▶ **What the task requires**: Scan the entries below for the word "từng". Copy each line that has it.

+++++

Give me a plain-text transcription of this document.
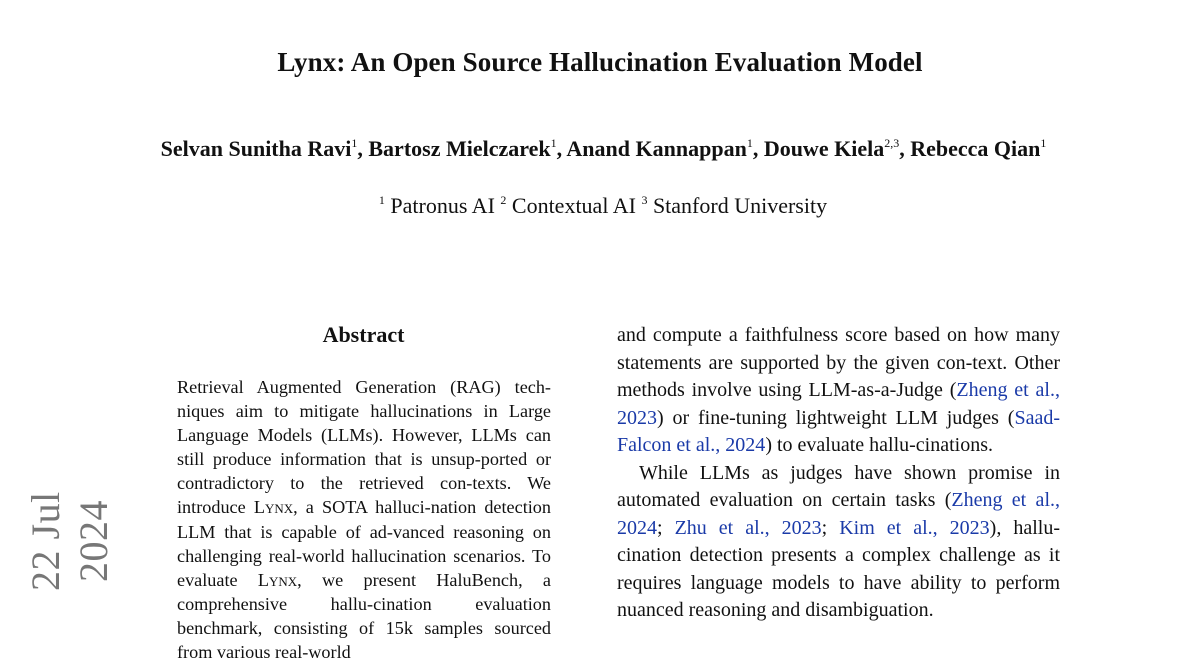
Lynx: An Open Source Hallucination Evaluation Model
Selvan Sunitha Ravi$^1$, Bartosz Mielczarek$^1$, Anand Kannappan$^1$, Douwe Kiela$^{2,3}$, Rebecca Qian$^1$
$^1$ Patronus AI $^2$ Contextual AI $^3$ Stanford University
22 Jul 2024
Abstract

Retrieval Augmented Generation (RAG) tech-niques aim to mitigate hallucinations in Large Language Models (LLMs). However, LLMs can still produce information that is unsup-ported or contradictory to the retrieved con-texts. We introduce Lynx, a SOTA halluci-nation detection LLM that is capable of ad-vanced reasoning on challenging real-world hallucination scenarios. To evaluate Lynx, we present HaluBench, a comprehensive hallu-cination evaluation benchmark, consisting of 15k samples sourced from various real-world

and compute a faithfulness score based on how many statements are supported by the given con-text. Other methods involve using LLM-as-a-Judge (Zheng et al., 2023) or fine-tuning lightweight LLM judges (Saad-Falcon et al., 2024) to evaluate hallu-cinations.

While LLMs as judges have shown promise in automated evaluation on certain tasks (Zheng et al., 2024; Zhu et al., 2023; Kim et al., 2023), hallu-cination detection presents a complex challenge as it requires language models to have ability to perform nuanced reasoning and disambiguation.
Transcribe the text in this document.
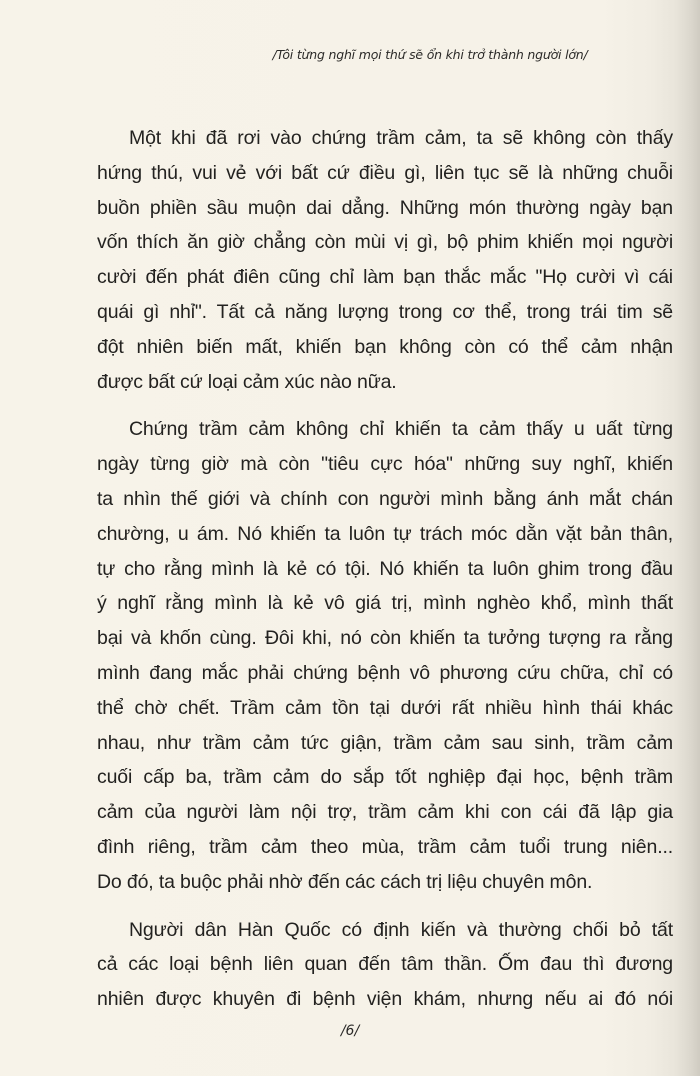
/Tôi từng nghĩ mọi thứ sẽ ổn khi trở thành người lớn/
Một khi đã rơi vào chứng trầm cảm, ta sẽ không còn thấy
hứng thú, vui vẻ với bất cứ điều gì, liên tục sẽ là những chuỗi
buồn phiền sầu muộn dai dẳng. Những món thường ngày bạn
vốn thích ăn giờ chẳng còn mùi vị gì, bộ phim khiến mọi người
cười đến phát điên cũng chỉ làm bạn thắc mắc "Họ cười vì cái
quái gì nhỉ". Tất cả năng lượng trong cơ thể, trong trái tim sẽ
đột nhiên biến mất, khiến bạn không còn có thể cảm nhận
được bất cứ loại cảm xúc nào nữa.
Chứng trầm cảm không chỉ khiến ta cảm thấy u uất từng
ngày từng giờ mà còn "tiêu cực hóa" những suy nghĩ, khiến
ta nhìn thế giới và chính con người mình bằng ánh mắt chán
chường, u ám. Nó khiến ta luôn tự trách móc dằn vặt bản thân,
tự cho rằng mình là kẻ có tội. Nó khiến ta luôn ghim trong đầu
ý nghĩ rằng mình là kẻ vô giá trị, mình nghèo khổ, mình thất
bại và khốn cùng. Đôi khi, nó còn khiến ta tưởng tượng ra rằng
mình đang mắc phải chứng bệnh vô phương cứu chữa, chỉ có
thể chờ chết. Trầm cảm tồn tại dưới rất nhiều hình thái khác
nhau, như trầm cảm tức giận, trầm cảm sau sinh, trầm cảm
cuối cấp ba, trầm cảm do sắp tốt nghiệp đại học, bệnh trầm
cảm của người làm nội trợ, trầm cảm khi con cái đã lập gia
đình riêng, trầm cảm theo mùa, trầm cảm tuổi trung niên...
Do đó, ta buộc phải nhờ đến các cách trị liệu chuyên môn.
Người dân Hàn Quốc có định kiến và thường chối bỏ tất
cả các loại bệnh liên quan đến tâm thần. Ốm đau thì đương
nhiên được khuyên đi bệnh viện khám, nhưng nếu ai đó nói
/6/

+++++

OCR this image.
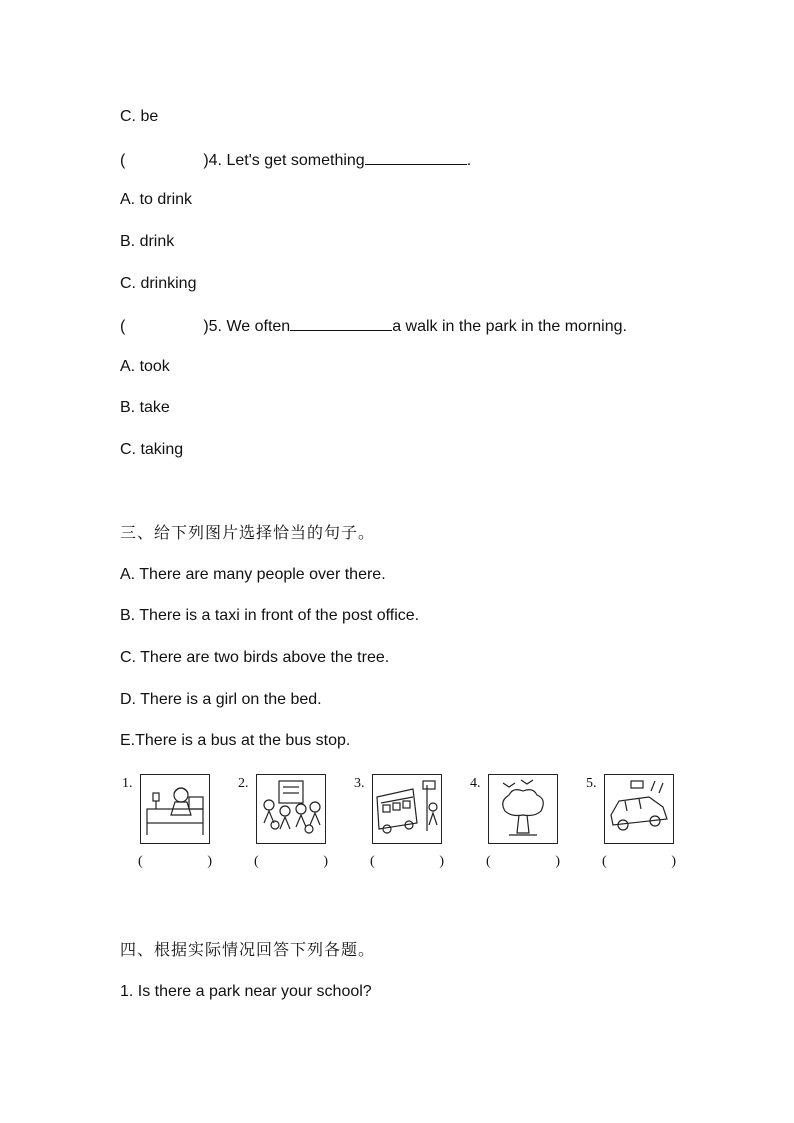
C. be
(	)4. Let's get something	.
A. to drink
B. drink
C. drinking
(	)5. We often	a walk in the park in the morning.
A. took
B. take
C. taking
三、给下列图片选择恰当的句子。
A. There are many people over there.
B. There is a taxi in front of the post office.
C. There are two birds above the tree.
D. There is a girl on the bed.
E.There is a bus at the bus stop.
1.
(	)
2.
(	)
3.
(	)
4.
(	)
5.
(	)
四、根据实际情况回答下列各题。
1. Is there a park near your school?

+++++

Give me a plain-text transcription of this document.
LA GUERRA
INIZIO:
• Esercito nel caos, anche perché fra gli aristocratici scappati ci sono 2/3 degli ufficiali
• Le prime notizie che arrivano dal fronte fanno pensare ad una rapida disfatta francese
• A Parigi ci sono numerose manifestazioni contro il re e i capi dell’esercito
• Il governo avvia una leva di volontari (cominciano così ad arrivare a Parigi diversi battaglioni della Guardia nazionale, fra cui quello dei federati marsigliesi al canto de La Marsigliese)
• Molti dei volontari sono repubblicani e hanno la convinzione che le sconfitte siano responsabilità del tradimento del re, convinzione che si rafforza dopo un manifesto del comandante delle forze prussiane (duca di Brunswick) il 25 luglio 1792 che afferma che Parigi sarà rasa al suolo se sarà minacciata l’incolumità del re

+++++

▶ **Output of the task**:
/Tôi từng nghĩ mọi thứ sẽ ổn khi trở thành người lớn/
Chứng trầm cảm không chỉ khiến ta cảm thấy u uất từng
ngày từng giờ mà còn "tiêu cực hóa" những suy nghĩ, khiến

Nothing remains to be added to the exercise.